Noob question about processors

[JanuS-1995]

I am fairly new to the world of CPU's, Motherboard and Memory and I have a question. This is probably a noob question but if someone could answer it I would be very happy.

 

When two CPU both have 4 cores and run at the same speed. Why isn't it obvious that they deliver the same FPS's in games or get similar scores in benchmarks?

 

Again, this is probably a noob question but I still want to know the answer

[Godlygamer23]

DIfferent graphics card or different CPU architecture.

[Vitalius]

I am fairly new to the world of CPU's, Motherboard and Memory and I have a question. This is probably a noob question but if someone could answer it I would be very happy.

 

When two CPU both have 4 cores and run at the same speed. Why isn't it obvious that they deliver the same FPS's in games or get similar scores in benchmarks?

 

Again, this is probably a noob question but I still want to know the answer

Different architecture's, an architecture is how the CPU is designed and laid out, what resources it has, etc etc.

Some are more efficient then others.

Then there is die size. Some are 32nm, some are 40nm, and so on (there are smaller ones too). That's how much area the die of the actual CPU is IIRC, but I could be wrong.

@Glenwing.

[Lord Pantaloons]

Because core count and efficiency of the CPU's architecture matter just as much if not more so than actual clock speed.

[Godlygamer23]

Then there is die size. Some are 32nm, some are 40nm, and so on (there are smaller ones too). That's how much area the die of the actual CPU is IIRC, but I could be wrong.

Actually, what you're referring to is the transistor lithography. That's the individual size of the transistors. So when Intel says their lithography is 14nm, they're saying each transistor is 14nm.

● SOURCE MATERIAL

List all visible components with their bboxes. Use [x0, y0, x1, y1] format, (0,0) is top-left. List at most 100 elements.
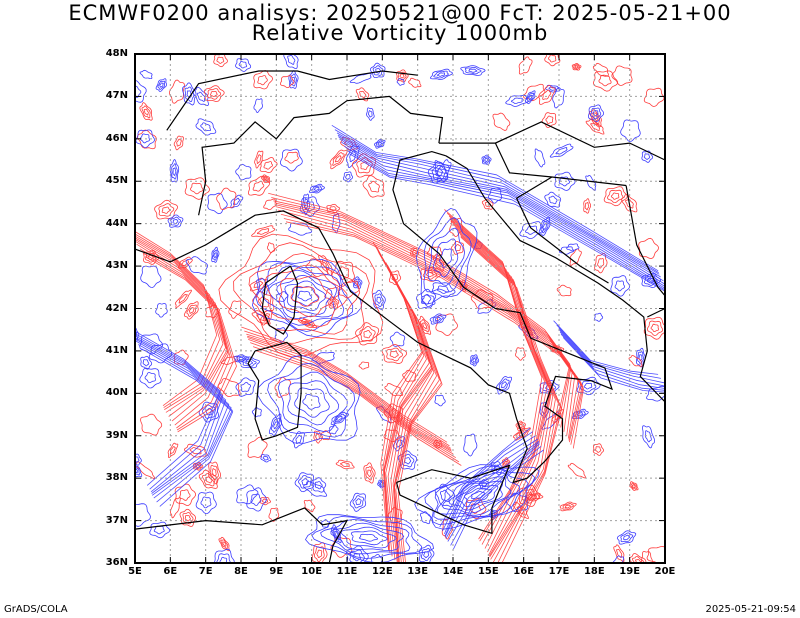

● PROBLEM REQUIREMENTS
Write the next part of the forum thread about processors, continuing after its final sentence.

● WRITTEN ANSWER
[TheSLSAMG]

CPUs are different when it comes to efficiency. For example, an Intel Core i5 4670K crushes an AMD FX 4300 or an AMD Athlon X4 760K because the Intel's cores are more efficient and powerful.

[JanuS-1995]

Wow, thanks for the fast replies. Didn't thought of the architecture.

 

Actually, what you're referring to is the transistor lithography. That's the individual size of the transistors. So when Intel says their lithography is 14nm, they're saying each transistor is 14nm.

But does that mean that the die size is not important if you compare two CPU's?

[Guest]

I am fairly new to the world of CPU's, Motherboard and Memory and I have a question. This is probably a noob question but if someone could answer it I would be very happy.

 

When two CPU both have 4 cores and run at the same speed. Why isn't it obvious that they deliver the same FPS's in games or get similar scores in benchmarks?

 

Again, this is probably a noob question but I still want to know the answer

Everything is different

[SMURG]

The simple analogy for this is that 4 oxen will pull a plough better than 4 chickens. Not all CPU cores are equal - in fact they can have vastly different features and work in really quite different ways. AMD's latest CPUs for example use cores that are divided into modules with 2 cores in each, whereas Intel's cores operate independently and can even have hyperthreading which provides double the logical threads - essentially allowing the CPU to queue a second task before the first is completed, thereby minimising idle time and improving performance.

Frequency simply denotes how fast the transistors are able to cycle, it doesn't give any insight into how tasks are dealt with or how computation is done.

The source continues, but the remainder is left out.